*WHAT NEEDS TO BE DONE:* Look through the listing below and work out how many of its lines hold the word "this". Give only the number.

*DATA SUPPLIED:*
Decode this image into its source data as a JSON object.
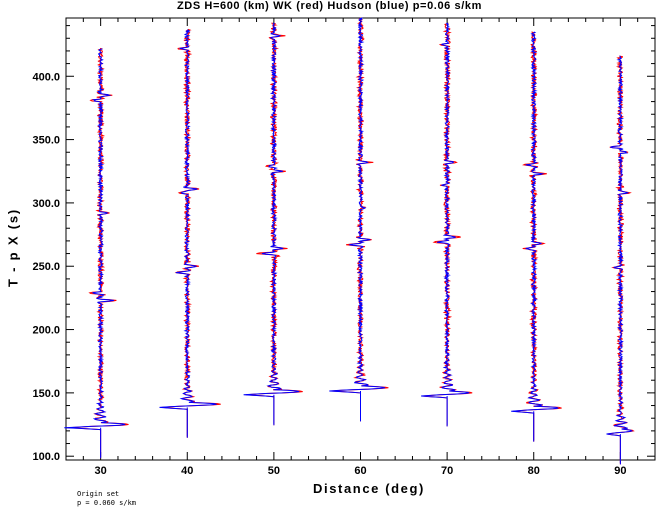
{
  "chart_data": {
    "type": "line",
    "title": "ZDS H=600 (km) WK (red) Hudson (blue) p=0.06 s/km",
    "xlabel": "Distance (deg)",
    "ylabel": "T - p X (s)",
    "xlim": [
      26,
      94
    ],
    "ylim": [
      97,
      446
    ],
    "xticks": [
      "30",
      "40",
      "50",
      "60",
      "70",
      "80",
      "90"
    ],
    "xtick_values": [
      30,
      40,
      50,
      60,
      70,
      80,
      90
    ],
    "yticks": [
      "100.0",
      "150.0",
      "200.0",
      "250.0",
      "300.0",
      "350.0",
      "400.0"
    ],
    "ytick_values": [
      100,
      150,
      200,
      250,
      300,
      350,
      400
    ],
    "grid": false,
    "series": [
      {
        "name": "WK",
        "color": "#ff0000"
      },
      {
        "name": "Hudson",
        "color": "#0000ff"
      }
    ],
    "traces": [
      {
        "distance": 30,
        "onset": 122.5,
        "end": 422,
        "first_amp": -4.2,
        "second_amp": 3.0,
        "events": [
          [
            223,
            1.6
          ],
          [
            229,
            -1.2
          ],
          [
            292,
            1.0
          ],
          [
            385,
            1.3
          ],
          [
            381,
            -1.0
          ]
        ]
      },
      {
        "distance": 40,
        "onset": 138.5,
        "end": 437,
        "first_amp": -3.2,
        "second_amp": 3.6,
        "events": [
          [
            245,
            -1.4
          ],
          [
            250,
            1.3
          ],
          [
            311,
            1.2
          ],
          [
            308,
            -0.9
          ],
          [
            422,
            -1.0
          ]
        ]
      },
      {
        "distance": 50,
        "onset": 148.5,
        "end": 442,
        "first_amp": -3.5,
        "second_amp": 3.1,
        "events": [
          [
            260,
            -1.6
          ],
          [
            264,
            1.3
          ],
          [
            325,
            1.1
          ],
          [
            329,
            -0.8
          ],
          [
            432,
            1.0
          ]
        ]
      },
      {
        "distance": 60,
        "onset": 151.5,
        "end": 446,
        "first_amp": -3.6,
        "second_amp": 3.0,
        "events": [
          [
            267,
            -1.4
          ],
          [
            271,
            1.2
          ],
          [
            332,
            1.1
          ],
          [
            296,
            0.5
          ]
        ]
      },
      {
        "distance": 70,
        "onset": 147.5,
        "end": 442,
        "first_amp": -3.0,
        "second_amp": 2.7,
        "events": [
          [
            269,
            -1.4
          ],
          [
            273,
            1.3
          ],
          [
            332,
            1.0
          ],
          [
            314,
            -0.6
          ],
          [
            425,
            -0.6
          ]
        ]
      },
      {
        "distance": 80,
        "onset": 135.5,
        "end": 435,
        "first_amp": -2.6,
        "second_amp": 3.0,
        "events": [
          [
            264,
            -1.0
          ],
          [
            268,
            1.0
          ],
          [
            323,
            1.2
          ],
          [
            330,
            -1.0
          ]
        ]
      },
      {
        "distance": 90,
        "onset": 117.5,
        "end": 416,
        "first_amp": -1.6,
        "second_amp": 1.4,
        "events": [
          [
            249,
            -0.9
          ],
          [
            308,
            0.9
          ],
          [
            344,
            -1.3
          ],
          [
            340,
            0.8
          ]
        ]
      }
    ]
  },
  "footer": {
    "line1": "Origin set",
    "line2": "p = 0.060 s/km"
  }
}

...

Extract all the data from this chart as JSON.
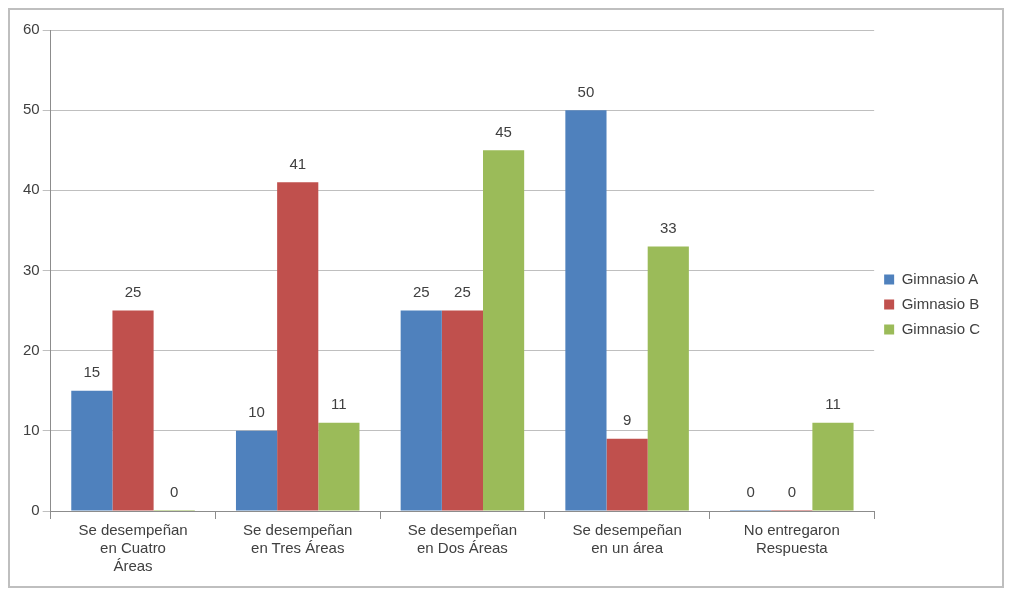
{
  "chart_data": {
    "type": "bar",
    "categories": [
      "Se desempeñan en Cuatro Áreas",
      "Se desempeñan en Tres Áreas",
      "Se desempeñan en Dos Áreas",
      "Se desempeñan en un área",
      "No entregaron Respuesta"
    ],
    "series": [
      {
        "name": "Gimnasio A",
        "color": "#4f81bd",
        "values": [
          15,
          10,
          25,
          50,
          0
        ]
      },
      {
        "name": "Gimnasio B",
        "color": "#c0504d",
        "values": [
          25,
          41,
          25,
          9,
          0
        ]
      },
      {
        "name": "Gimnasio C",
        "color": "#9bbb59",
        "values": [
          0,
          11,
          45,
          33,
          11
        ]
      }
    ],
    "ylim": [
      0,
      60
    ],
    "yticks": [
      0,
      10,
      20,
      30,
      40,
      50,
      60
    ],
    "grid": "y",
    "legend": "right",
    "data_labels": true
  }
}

*TASK SOLUTION:* 2